___ Dataset records ___
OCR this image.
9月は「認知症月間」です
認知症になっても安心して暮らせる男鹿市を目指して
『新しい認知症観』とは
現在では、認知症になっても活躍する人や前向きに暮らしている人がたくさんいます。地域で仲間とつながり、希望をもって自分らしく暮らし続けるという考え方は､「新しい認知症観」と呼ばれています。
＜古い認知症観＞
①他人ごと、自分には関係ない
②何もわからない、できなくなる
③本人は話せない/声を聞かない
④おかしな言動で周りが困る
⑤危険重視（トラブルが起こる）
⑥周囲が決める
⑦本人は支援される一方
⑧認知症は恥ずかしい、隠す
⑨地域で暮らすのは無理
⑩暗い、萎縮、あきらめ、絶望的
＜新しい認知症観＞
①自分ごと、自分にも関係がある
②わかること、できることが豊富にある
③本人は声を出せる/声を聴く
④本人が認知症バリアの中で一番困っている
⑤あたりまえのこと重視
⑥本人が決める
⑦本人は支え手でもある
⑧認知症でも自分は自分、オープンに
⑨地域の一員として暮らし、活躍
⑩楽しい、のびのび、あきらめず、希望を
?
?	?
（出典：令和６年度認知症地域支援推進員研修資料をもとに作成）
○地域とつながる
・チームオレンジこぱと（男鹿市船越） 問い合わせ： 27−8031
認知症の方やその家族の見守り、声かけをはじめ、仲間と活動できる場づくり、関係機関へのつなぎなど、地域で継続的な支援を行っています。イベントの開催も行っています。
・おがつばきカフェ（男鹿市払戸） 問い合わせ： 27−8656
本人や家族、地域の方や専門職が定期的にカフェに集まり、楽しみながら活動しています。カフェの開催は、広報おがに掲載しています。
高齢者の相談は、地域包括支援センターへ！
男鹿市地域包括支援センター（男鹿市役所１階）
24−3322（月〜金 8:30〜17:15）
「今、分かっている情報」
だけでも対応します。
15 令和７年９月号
___
- [Exercise requirements]
Extract all of the data exactly as written.

- [Complete response]
OCR this image.
9月は「認知症月間」です
認知症になっても安心して暮らせる男鹿市を目指して
『新しい認知症観』とは
現在では、認知症になっても活躍する人や前向きに暮らしている人がたくさんいます。地域で仲間とつながり、希望をもって自分らしく暮らし続けるという考え方は､「新しい認知症観」と呼ばれています。
＜古い認知症観＞
①他人ごと、自分には関係ない
②何もわからない、できなくなる
③本人は話せない/声を聞かない
④おかしな言動で周りが困る
⑤危険重視（トラブルが起こる）
⑥周囲が決める
⑦本人は支援される一方
⑧認知症は恥ずかしい、隠す
⑨地域で暮らすのは無理
⑩暗い、萎縮、あきらめ、絶望的
＜新しい認知症観＞
①自分ごと、自分にも関係がある
②わかること、できることが豊富にある
③本人は声を出せる/声を聴く
④本人が認知症バリアの中で一番困っている
⑤あたりまえのこと重視
⑥本人が決める
⑦本人は支え手でもある
⑧認知症でも自分は自分、オープンに
⑨地域の一員として暮らし、活躍
⑩楽しい、のびのび、あきらめず、希望を
?
?	?
（出典：令和６年度認知症地域支援推進員研修資料をもとに作成）
○地域とつながる
・チームオレンジこぱと（男鹿市船越） 問い合わせ： 27−8031
認知症の方やその家族の見守り、声かけをはじめ、仲間と活動できる場づくり、関係機関へのつなぎなど、地域で継続的な支援を行っています。イベントの開催も行っています。
・おがつばきカフェ（男鹿市払戸） 問い合わせ： 27−8656
本人や家族、地域の方や専門職が定期的にカフェに集まり、楽しみながら活動しています。カフェの開催は、広報おがに掲載しています。
高齢者の相談は、地域包括支援センターへ！
男鹿市地域包括支援センター（男鹿市役所１階）
24−3322（月〜金 8:30〜17:15）
「今、分かっている情報」
だけでも対応します。
15 令和７年９月号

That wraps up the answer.